## WRITTEN TASK
Exactly reproduce all the records, keeping pictures out of the copy.

## Records about charts and figures
========================

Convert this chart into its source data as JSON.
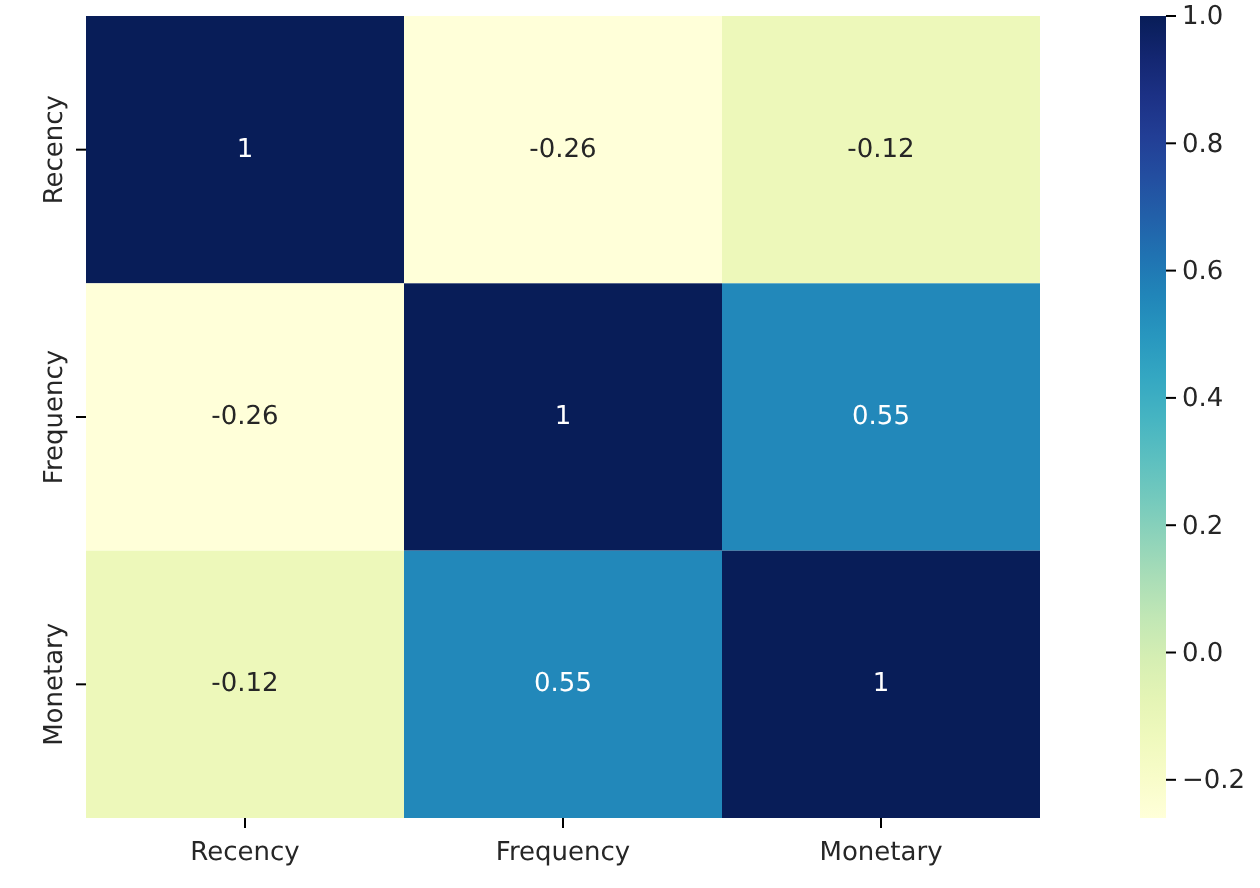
{
  "chart_data": {
    "type": "heatmap",
    "categories": [
      "Recency",
      "Frequency",
      "Monetary"
    ],
    "y_categories": [
      "Recency",
      "Frequency",
      "Monetary"
    ],
    "cells": [
      [
        1,
        -0.26,
        -0.12
      ],
      [
        -0.26,
        1,
        0.55
      ],
      [
        -0.12,
        0.55,
        1
      ]
    ],
    "clim": [
      -0.26,
      1
    ],
    "cticks": [
      {
        "value": -0.2,
        "label": "−0.2"
      },
      {
        "value": 0,
        "label": "0.0"
      },
      {
        "value": 0.2,
        "label": "0.2"
      },
      {
        "value": 0.4,
        "label": "0.4"
      },
      {
        "value": 0.6,
        "label": "0.6"
      },
      {
        "value": 0.8,
        "label": "0.8"
      },
      {
        "value": 1,
        "label": "1.0"
      }
    ],
    "data_labels": true
  }
}
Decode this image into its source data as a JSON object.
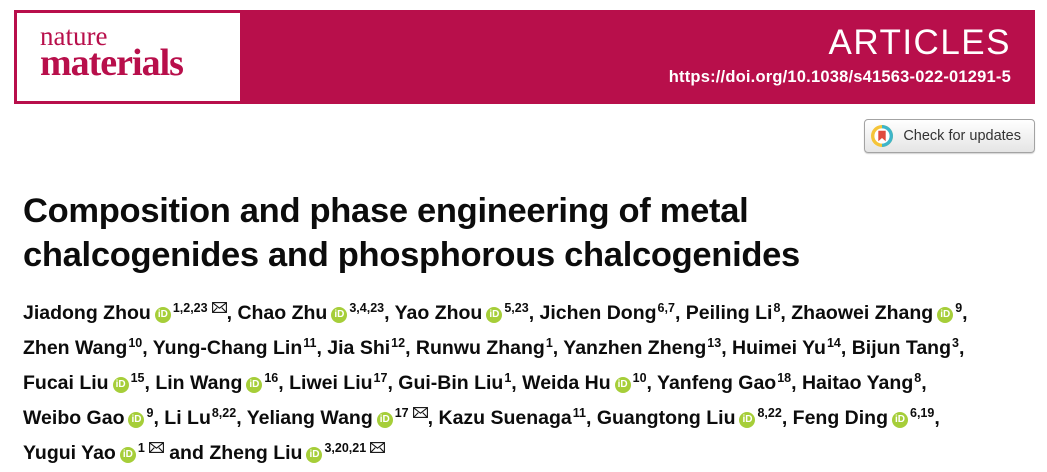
{
  "brand": {
    "journal_word1": "nature",
    "journal_word2": "materials",
    "crimson": "#b80f4b",
    "article_type": "ARTICLES",
    "doi": "https://doi.org/10.1038/s41563-022-01291-5"
  },
  "badge": {
    "label": "Check for updates",
    "icon": "crossmark-icon",
    "icon_colors": {
      "ring_yellow": "#f5c438",
      "ring_teal": "#3db5c9",
      "bookmark_red": "#e04a3f"
    }
  },
  "article": {
    "title": "Composition and phase engineering of metal chalcogenides and phosphorous chalcogenides"
  },
  "authors": {
    "orcid_color": "#a6ce39",
    "orcid_label": "iD",
    "lines": [
      [
        {
          "name": "Jiadong Zhou",
          "orcid": true,
          "sup": "1,2,23",
          "mail": true,
          "sep": ", "
        },
        {
          "name": "Chao Zhu",
          "orcid": true,
          "sup": "3,4,23",
          "sep": ", "
        },
        {
          "name": "Yao Zhou",
          "orcid": true,
          "sup": "5,23",
          "sep": ", "
        },
        {
          "name": "Jichen Dong",
          "sup": "6,7",
          "sep": ", "
        },
        {
          "name": "Peiling Li",
          "sup": "8",
          "sep": ", "
        },
        {
          "name": "Zhaowei Zhang",
          "orcid": true,
          "sup": "9",
          "sep": ","
        }
      ],
      [
        {
          "name": "Zhen Wang",
          "sup": "10",
          "sep": ", "
        },
        {
          "name": "Yung-Chang Lin",
          "sup": "11",
          "sep": ", "
        },
        {
          "name": "Jia Shi",
          "sup": "12",
          "sep": ", "
        },
        {
          "name": "Runwu Zhang",
          "sup": "1",
          "sep": ", "
        },
        {
          "name": "Yanzhen Zheng",
          "sup": "13",
          "sep": ", "
        },
        {
          "name": "Huimei Yu",
          "sup": "14",
          "sep": ", "
        },
        {
          "name": "Bijun Tang",
          "sup": "3",
          "sep": ","
        }
      ],
      [
        {
          "name": "Fucai Liu",
          "orcid": true,
          "sup": "15",
          "sep": ", "
        },
        {
          "name": "Lin Wang",
          "orcid": true,
          "sup": "16",
          "sep": ", "
        },
        {
          "name": "Liwei Liu",
          "sup": "17",
          "sep": ", "
        },
        {
          "name": "Gui-Bin Liu",
          "sup": "1",
          "sep": ", "
        },
        {
          "name": "Weida Hu",
          "orcid": true,
          "sup": "10",
          "sep": ", "
        },
        {
          "name": "Yanfeng Gao",
          "sup": "18",
          "sep": ", "
        },
        {
          "name": "Haitao Yang",
          "sup": "8",
          "sep": ","
        }
      ],
      [
        {
          "name": "Weibo Gao",
          "orcid": true,
          "sup": "9",
          "sep": ", "
        },
        {
          "name": "Li Lu",
          "sup": "8,22",
          "sep": ", "
        },
        {
          "name": "Yeliang Wang",
          "orcid": true,
          "sup": "17",
          "mail": true,
          "sep": ", "
        },
        {
          "name": "Kazu Suenaga",
          "sup": "11",
          "sep": ", "
        },
        {
          "name": "Guangtong Liu",
          "orcid": true,
          "sup": "8,22",
          "sep": ", "
        },
        {
          "name": "Feng Ding",
          "orcid": true,
          "sup": "6,19",
          "sep": ","
        }
      ],
      [
        {
          "name": "Yugui Yao",
          "orcid": true,
          "sup": "1",
          "mail": true,
          "sep": " and "
        },
        {
          "name": "Zheng Liu",
          "orcid": true,
          "sup": "3,20,21",
          "mail": true,
          "sep": ""
        }
      ]
    ]
  }
}
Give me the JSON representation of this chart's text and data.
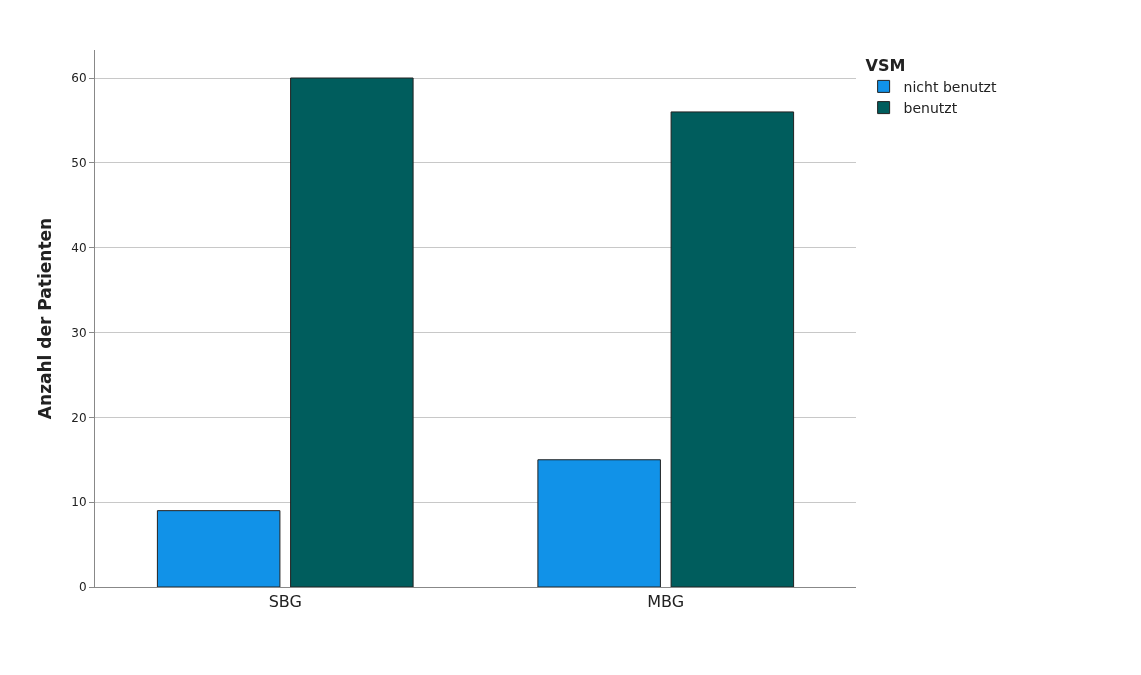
{
  "chart_data": {
    "type": "bar",
    "categories": [
      "SBG",
      "MBG"
    ],
    "ylabel": "Anzahl der Patienten",
    "legend_title": "VSM",
    "series": [
      {
        "name": "nicht benutzt",
        "color": "#1192e8",
        "values": [
          9,
          15
        ]
      },
      {
        "name": "benutzt",
        "color": "#005d5d",
        "values": [
          60,
          56
        ]
      }
    ],
    "ylim": [
      0,
      63.3
    ],
    "yticks": [
      0,
      10,
      20,
      30,
      40,
      50,
      60
    ],
    "grid": "y",
    "legend": "top right"
  }
}
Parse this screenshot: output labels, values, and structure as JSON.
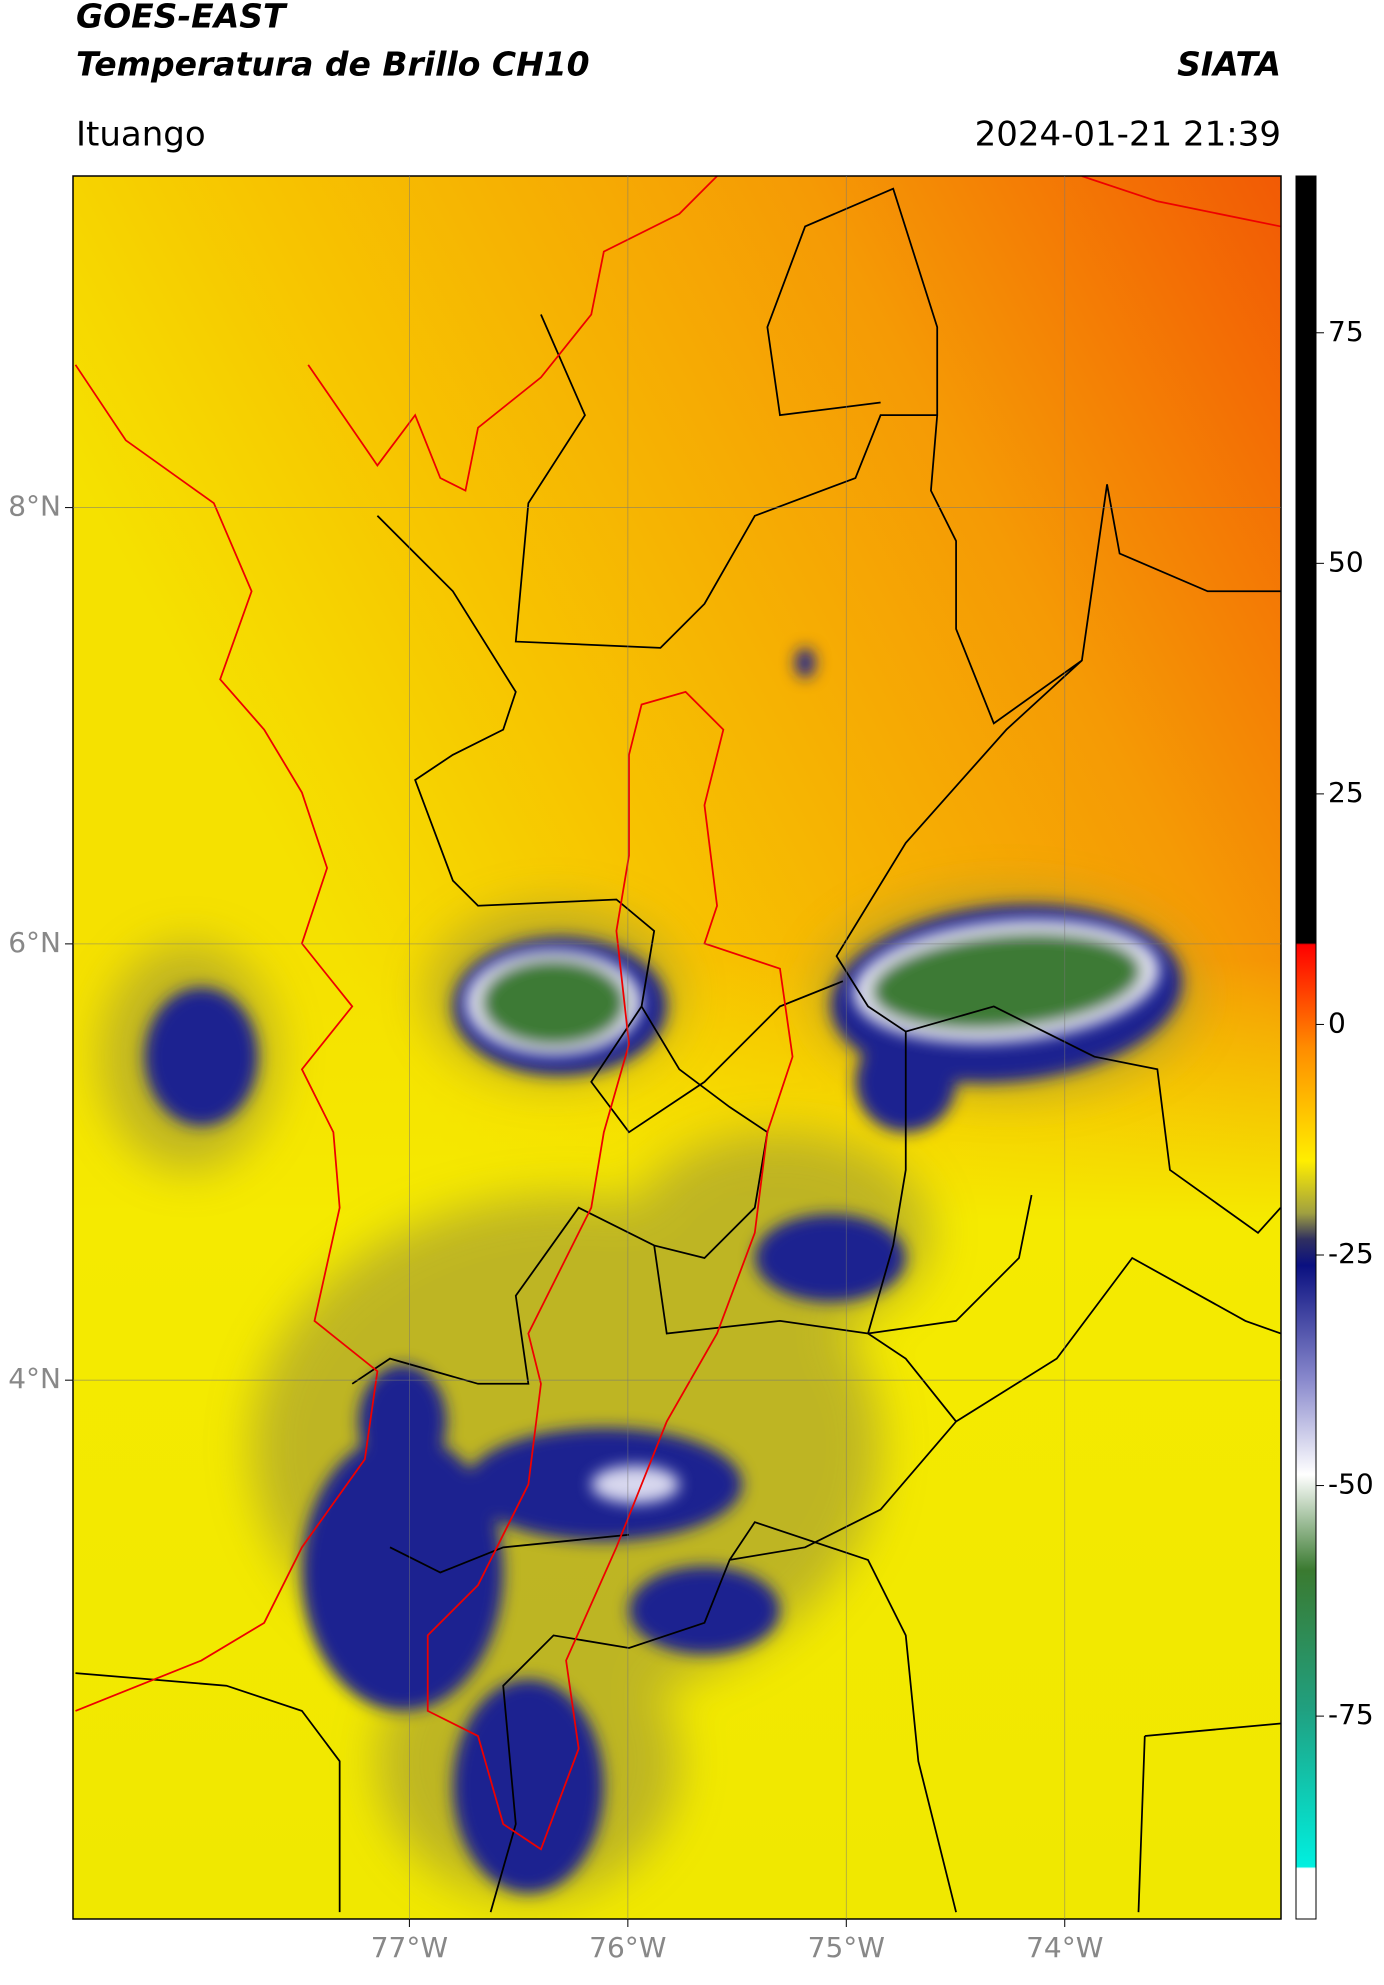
{
  "header": {
    "title_line1": "GOES-EAST",
    "title_line2": "Temperatura de Brillo CH10",
    "org": "SIATA",
    "location": "Ituango",
    "timestamp": "2024-01-21 21:39"
  },
  "map": {
    "lat_lim": [
      1.53,
      9.52
    ],
    "lon_lim": [
      -78.54,
      -73.01
    ],
    "lat_ticks": [
      {
        "value": 8,
        "label": "8°N"
      },
      {
        "value": 6,
        "label": "6°N"
      },
      {
        "value": 4,
        "label": "4°N"
      }
    ],
    "lon_ticks": [
      {
        "value": -77,
        "label": "77°W"
      },
      {
        "value": -76,
        "label": "76°W"
      },
      {
        "value": -75,
        "label": "75°W"
      },
      {
        "value": -74,
        "label": "74°W"
      }
    ]
  },
  "colorbar": {
    "lim": [
      -97,
      92
    ],
    "ticks": [
      75,
      50,
      25,
      0,
      -25,
      -50,
      -75
    ]
  }
}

========================

## RESPONSE BELOW
Convert this chart into its source data as JSON.
{
  "chart_data": {
    "type": "heatmap",
    "categories": [
      "Recency",
      "Frequency",
      "Monetary"
    ],
    "y_categories": [
      "Recency",
      "Frequency",
      "Monetary"
    ],
    "cells": [
      [
        1,
        -0.26,
        -0.12
      ],
      [
        -0.26,
        1,
        0.55
      ],
      [
        -0.12,
        0.55,
        1
      ]
    ],
    "clim": [
      -0.26,
      1
    ],
    "cticks": [
      {
        "value": -0.2,
        "label": "−0.2"
      },
      {
        "value": 0,
        "label": "0.0"
      },
      {
        "value": 0.2,
        "label": "0.2"
      },
      {
        "value": 0.4,
        "label": "0.4"
      },
      {
        "value": 0.6,
        "label": "0.6"
      },
      {
        "value": 0.8,
        "label": "0.8"
      },
      {
        "value": 1,
        "label": "1.0"
      }
    ],
    "data_labels": true
  }
}
Decode this image into its source data as a JSON object.
{
  "brand": {
    "journal_word1": "nature",
    "journal_word2": "materials",
    "crimson": "#b80f4b",
    "article_type": "ARTICLES",
    "doi": "https://doi.org/10.1038/s41563-022-01291-5"
  },
  "badge": {
    "label": "Check for updates",
    "icon": "crossmark-icon",
    "icon_colors": {
      "ring_yellow": "#f5c438",
      "ring_teal": "#3db5c9",
      "bookmark_red": "#e04a3f"
    }
  },
  "article": {
    "title": "Composition and phase engineering of metal chalcogenides and phosphorous chalcogenides"
  },
  "authors": {
    "orcid_color": "#a6ce39",
    "orcid_label": "iD",
    "lines": [
      [
        {
          "name": "Jiadong Zhou",
          "orcid": true,
          "sup": "1,2,23",
          "mail": true,
          "sep": ", "
        },
        {
          "name": "Chao Zhu",
          "orcid": true,
          "sup": "3,4,23",
          "sep": ", "
        },
        {
          "name": "Yao Zhou",
          "orcid": true,
          "sup": "5,23",
          "sep": ", "
        },
        {
          "name": "Jichen Dong",
          "sup": "6,7",
          "sep": ", "
        },
        {
          "name": "Peiling Li",
          "sup": "8",
          "sep": ", "
        },
        {
          "name": "Zhaowei Zhang",
          "orcid": true,
          "sup": "9",
          "sep": ","
        }
      ],
      [
        {
          "name": "Zhen Wang",
          "sup": "10",
          "sep": ", "
        },
        {
          "name": "Yung-Chang Lin",
          "sup": "11",
          "sep": ", "
        },
        {
          "name": "Jia Shi",
          "sup": "12",
          "sep": ", "
        },
        {
          "name": "Runwu Zhang",
          "sup": "1",
          "sep": ", "
        },
        {
          "name": "Yanzhen Zheng",
          "sup": "13",
          "sep": ", "
        },
        {
          "name": "Huimei Yu",
          "sup": "14",
          "sep": ", "
        },
        {
          "name": "Bijun Tang",
          "sup": "3",
          "sep": ","
        }
      ],
      [
        {
          "name": "Fucai Liu",
          "orcid": true,
          "sup": "15",
          "sep": ", "
        },
        {
          "name": "Lin Wang",
          "orcid": true,
          "sup": "16",
          "sep": ", "
        },
        {
          "name": "Liwei Liu",
          "sup": "17",
          "sep": ", "
        },
        {
          "name": "Gui-Bin Liu",
          "sup": "1",
          "sep": ", "
        },
        {
          "name": "Weida Hu",
          "orcid": true,
          "sup": "10",
          "sep": ", "
        },
        {
          "name": "Yanfeng Gao",
          "sup": "18",
          "sep": ", "
        },
        {
          "name": "Haitao Yang",
          "sup": "8",
          "sep": ","
        }
      ],
      [
        {
          "name": "Weibo Gao",
          "orcid": true,
          "sup": "9",
          "sep": ", "
        },
        {
          "name": "Li Lu",
          "sup": "8,22",
          "sep": ", "
        },
        {
          "name": "Yeliang Wang",
          "orcid": true,
          "sup": "17",
          "mail": true,
          "sep": ", "
        },
        {
          "name": "Kazu Suenaga",
          "sup": "11",
          "sep": ", "
        },
        {
          "name": "Guangtong Liu",
          "orcid": true,
          "sup": "8,22",
          "sep": ", "
        },
        {
          "name": "Feng Ding",
          "orcid": true,
          "sup": "6,19",
          "sep": ","
        }
      ],
      [
        {
          "name": "Yugui Yao",
          "orcid": true,
          "sup": "1",
          "mail": true,
          "sep": " and "
        },
        {
          "name": "Zheng Liu",
          "orcid": true,
          "sup": "3,20,21",
          "mail": true,
          "sep": ""
        }
      ]
    ]
  }
}
Give me the JSON representation of this chart's text and data.
{
  "chart_data": {
    "type": "bar",
    "categories": [
      "SBG",
      "MBG"
    ],
    "ylabel": "Anzahl der Patienten",
    "legend_title": "VSM",
    "series": [
      {
        "name": "nicht benutzt",
        "color": "#1192e8",
        "values": [
          9,
          15
        ]
      },
      {
        "name": "benutzt",
        "color": "#005d5d",
        "values": [
          60,
          56
        ]
      }
    ],
    "ylim": [
      0,
      63.3
    ],
    "yticks": [
      0,
      10,
      20,
      30,
      40,
      50,
      60
    ],
    "grid": "y",
    "legend": "top right"
  }
}
Parse this screenshot: output labels, values, and structure as JSON.
{
  "header": {
    "title_line1": "GOES-EAST",
    "title_line2": "Temperatura de Brillo CH10",
    "org": "SIATA",
    "location": "Ituango",
    "timestamp": "2024-01-21 21:39"
  },
  "map": {
    "lat_lim": [
      1.53,
      9.52
    ],
    "lon_lim": [
      -78.54,
      -73.01
    ],
    "lat_ticks": [
      {
        "value": 8,
        "label": "8°N"
      },
      {
        "value": 6,
        "label": "6°N"
      },
      {
        "value": 4,
        "label": "4°N"
      }
    ],
    "lon_ticks": [
      {
        "value": -77,
        "label": "77°W"
      },
      {
        "value": -76,
        "label": "76°W"
      },
      {
        "value": -75,
        "label": "75°W"
      },
      {
        "value": -74,
        "label": "74°W"
      }
    ]
  },
  "colorbar": {
    "lim": [
      -97,
      92
    ],
    "ticks": [
      75,
      50,
      25,
      0,
      -25,
      -50,
      -75
    ]
  }
}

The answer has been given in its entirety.